» EXERCISE AIM:
Extract every line that contains the string "size".

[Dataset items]
________________________

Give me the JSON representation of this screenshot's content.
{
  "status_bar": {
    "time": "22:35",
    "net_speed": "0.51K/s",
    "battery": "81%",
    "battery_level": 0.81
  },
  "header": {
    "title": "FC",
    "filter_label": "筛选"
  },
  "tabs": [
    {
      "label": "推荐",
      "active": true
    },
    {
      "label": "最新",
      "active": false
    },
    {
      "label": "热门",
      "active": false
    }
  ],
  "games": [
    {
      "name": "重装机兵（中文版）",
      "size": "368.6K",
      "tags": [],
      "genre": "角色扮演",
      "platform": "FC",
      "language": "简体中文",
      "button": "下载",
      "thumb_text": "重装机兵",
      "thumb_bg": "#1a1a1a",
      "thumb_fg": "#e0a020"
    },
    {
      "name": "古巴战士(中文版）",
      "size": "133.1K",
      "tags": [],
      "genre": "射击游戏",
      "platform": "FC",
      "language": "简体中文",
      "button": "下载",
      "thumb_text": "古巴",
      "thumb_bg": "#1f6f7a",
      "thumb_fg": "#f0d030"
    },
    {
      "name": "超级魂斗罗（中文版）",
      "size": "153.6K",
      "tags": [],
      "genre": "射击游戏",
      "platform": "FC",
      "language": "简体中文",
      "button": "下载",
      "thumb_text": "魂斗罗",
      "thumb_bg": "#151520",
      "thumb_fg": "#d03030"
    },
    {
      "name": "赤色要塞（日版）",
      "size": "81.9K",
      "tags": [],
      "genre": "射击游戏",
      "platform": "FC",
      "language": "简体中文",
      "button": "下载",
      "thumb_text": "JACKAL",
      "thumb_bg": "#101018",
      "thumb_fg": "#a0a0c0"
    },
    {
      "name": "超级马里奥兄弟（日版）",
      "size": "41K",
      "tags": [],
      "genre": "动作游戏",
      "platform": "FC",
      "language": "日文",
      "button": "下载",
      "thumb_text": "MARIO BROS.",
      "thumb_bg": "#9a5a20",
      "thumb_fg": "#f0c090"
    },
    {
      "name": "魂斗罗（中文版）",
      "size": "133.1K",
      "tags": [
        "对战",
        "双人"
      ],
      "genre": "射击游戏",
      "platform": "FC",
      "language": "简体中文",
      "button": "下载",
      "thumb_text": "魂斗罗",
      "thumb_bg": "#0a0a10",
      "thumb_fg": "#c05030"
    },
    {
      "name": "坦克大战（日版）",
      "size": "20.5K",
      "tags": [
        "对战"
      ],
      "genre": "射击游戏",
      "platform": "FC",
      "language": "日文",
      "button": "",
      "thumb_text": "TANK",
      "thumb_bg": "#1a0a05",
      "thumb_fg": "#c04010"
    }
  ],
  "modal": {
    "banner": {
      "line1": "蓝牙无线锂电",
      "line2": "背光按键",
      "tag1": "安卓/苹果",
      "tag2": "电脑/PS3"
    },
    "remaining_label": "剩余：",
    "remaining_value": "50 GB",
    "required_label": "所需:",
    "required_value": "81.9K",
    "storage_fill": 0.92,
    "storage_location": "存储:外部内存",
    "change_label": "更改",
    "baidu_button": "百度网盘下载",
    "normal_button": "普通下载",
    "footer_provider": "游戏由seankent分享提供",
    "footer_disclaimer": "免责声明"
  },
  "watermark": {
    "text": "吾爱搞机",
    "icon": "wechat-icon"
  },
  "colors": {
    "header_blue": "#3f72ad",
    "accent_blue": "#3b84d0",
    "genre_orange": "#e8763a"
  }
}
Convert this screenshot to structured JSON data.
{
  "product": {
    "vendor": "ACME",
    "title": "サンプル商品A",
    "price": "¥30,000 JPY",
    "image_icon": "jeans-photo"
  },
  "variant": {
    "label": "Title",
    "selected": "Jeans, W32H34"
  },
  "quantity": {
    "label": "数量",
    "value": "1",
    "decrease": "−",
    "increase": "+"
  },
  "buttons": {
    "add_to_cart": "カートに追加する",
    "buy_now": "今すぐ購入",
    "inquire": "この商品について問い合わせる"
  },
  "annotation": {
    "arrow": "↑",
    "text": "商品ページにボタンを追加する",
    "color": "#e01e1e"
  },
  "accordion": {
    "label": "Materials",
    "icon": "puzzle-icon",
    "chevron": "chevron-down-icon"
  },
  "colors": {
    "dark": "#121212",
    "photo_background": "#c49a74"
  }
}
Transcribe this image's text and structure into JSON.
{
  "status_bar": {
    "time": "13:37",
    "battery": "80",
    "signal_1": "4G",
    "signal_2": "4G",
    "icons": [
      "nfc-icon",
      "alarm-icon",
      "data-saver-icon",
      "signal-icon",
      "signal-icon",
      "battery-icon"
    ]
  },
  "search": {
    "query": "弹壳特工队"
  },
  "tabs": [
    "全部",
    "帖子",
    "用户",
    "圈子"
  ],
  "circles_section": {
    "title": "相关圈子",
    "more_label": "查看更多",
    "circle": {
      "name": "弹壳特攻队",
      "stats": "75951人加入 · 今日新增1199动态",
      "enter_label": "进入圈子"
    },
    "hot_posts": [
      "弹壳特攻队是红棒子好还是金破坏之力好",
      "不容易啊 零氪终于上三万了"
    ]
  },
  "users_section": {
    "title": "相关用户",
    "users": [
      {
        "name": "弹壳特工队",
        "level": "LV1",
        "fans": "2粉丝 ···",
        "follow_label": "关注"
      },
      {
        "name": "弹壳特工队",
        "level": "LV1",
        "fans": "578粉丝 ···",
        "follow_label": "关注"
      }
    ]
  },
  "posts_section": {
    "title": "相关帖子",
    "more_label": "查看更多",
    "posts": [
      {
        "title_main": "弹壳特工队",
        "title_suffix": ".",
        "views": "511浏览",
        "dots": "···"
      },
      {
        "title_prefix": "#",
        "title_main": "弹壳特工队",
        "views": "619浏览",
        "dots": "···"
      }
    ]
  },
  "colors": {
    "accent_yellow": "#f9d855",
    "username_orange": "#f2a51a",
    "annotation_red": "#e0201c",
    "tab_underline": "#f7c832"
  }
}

________________________

» TASK RESPONSE:
      "size": "368.6K",
      "size": "133.1K",
      "size": "153.6K",
      "size": "81.9K",
      "size": "41K",
      "size": "133.1K",
      "size": "20.5K",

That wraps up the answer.